▶ Your objective
Collect all lines below with the string "text".

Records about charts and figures
______________________________

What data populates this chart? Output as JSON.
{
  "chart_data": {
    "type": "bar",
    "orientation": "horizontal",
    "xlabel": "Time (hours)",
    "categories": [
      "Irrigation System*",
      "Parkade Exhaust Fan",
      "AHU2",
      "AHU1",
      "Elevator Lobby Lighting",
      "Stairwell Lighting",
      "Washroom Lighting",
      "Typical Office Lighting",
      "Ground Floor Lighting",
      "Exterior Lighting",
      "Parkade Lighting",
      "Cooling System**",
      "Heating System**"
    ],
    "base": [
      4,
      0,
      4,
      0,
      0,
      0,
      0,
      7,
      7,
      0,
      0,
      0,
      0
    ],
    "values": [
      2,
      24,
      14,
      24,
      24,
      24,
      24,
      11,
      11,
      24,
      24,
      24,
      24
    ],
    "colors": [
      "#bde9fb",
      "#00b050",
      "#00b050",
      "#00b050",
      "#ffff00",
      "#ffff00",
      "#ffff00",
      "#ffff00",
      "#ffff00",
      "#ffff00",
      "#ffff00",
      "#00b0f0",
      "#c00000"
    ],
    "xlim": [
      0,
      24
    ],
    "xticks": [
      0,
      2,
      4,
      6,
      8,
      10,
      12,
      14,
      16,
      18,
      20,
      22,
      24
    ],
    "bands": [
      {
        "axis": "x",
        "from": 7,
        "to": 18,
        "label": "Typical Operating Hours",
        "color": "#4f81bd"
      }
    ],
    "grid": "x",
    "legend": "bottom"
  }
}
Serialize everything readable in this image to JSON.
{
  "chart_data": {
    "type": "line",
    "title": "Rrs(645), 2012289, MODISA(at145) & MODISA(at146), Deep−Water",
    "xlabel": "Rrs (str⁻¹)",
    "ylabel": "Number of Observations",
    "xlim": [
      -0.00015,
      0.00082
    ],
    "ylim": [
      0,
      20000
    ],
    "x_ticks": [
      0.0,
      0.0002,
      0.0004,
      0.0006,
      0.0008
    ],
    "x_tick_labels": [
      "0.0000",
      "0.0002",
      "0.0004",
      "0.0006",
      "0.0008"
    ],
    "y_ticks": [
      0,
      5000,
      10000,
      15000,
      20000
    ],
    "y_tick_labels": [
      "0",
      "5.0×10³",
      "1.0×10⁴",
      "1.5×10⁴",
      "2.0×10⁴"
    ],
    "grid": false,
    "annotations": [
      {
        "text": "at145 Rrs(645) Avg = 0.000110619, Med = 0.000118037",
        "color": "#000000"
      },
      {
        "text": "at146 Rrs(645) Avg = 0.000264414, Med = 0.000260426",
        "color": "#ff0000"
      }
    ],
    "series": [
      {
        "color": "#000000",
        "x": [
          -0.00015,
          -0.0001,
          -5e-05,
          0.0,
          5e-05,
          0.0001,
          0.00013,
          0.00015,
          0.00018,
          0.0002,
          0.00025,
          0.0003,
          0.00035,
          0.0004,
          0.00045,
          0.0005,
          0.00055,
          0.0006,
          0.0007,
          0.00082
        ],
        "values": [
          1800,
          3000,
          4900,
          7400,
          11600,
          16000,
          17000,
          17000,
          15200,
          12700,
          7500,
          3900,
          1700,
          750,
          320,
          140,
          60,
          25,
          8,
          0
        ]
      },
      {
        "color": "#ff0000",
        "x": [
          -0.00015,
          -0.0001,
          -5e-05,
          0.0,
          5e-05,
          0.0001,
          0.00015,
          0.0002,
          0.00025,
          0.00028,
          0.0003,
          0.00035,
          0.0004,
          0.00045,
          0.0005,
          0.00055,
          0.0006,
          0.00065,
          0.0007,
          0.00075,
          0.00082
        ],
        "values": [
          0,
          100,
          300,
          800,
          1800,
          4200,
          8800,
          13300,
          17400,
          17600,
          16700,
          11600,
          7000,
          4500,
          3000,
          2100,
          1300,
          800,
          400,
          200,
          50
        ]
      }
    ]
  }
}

______________________________

▶ Written answer
        "text": "at145 Rrs(645) Avg = 0.000110619, Med = 0.000118037",
        "text": "at146 Rrs(645) Avg = 0.000264414, Med = 0.000260426",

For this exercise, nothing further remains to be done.